CHALLENGE:
Search the records for the word "text" and report each line that has it.

[Dataset entries]
++++

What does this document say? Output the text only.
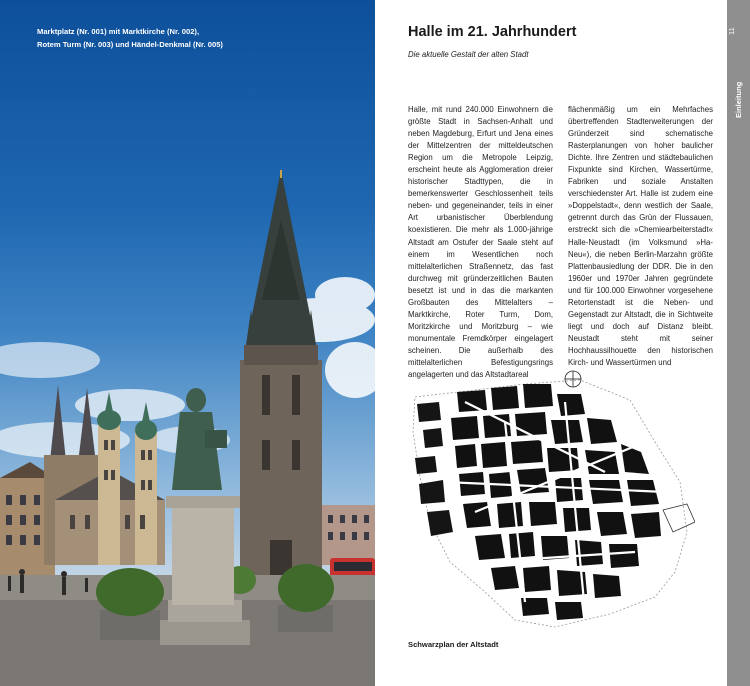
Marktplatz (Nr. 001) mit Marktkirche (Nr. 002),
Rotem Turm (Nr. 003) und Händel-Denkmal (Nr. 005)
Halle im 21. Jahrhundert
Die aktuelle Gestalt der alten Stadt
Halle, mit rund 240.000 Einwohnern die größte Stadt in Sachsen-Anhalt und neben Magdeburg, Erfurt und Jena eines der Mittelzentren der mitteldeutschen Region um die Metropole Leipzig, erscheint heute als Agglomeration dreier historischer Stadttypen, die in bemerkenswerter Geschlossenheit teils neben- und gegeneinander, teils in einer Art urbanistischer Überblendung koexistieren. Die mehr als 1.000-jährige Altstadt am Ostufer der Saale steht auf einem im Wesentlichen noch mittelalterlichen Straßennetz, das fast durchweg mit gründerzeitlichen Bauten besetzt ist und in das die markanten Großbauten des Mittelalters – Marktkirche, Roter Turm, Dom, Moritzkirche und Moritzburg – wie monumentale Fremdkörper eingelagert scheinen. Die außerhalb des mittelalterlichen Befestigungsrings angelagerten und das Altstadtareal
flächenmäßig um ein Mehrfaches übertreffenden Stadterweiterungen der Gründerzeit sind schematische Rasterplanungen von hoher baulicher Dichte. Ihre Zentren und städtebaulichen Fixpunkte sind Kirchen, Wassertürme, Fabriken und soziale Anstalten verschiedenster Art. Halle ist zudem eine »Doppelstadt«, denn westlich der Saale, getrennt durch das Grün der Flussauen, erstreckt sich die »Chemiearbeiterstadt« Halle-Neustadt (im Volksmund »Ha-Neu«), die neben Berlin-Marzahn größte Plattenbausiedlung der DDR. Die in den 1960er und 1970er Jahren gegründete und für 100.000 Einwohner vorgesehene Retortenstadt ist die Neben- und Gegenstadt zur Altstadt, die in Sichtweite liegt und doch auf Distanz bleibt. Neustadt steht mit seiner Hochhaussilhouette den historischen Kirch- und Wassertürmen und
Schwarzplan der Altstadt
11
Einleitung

++++

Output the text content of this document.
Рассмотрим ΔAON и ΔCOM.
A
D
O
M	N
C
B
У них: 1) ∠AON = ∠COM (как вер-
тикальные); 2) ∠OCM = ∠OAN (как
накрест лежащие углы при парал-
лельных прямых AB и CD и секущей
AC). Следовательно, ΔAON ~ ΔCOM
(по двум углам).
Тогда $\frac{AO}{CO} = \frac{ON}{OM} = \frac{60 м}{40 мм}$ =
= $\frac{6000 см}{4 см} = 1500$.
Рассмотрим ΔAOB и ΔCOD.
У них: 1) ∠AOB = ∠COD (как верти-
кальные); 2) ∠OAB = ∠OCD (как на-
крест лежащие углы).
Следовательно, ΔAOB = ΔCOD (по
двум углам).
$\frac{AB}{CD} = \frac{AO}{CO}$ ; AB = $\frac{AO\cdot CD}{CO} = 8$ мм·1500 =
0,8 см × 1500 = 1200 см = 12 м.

++++

FINAL RESULT:
What does this document say? Output the text only.
Output the text content of this document.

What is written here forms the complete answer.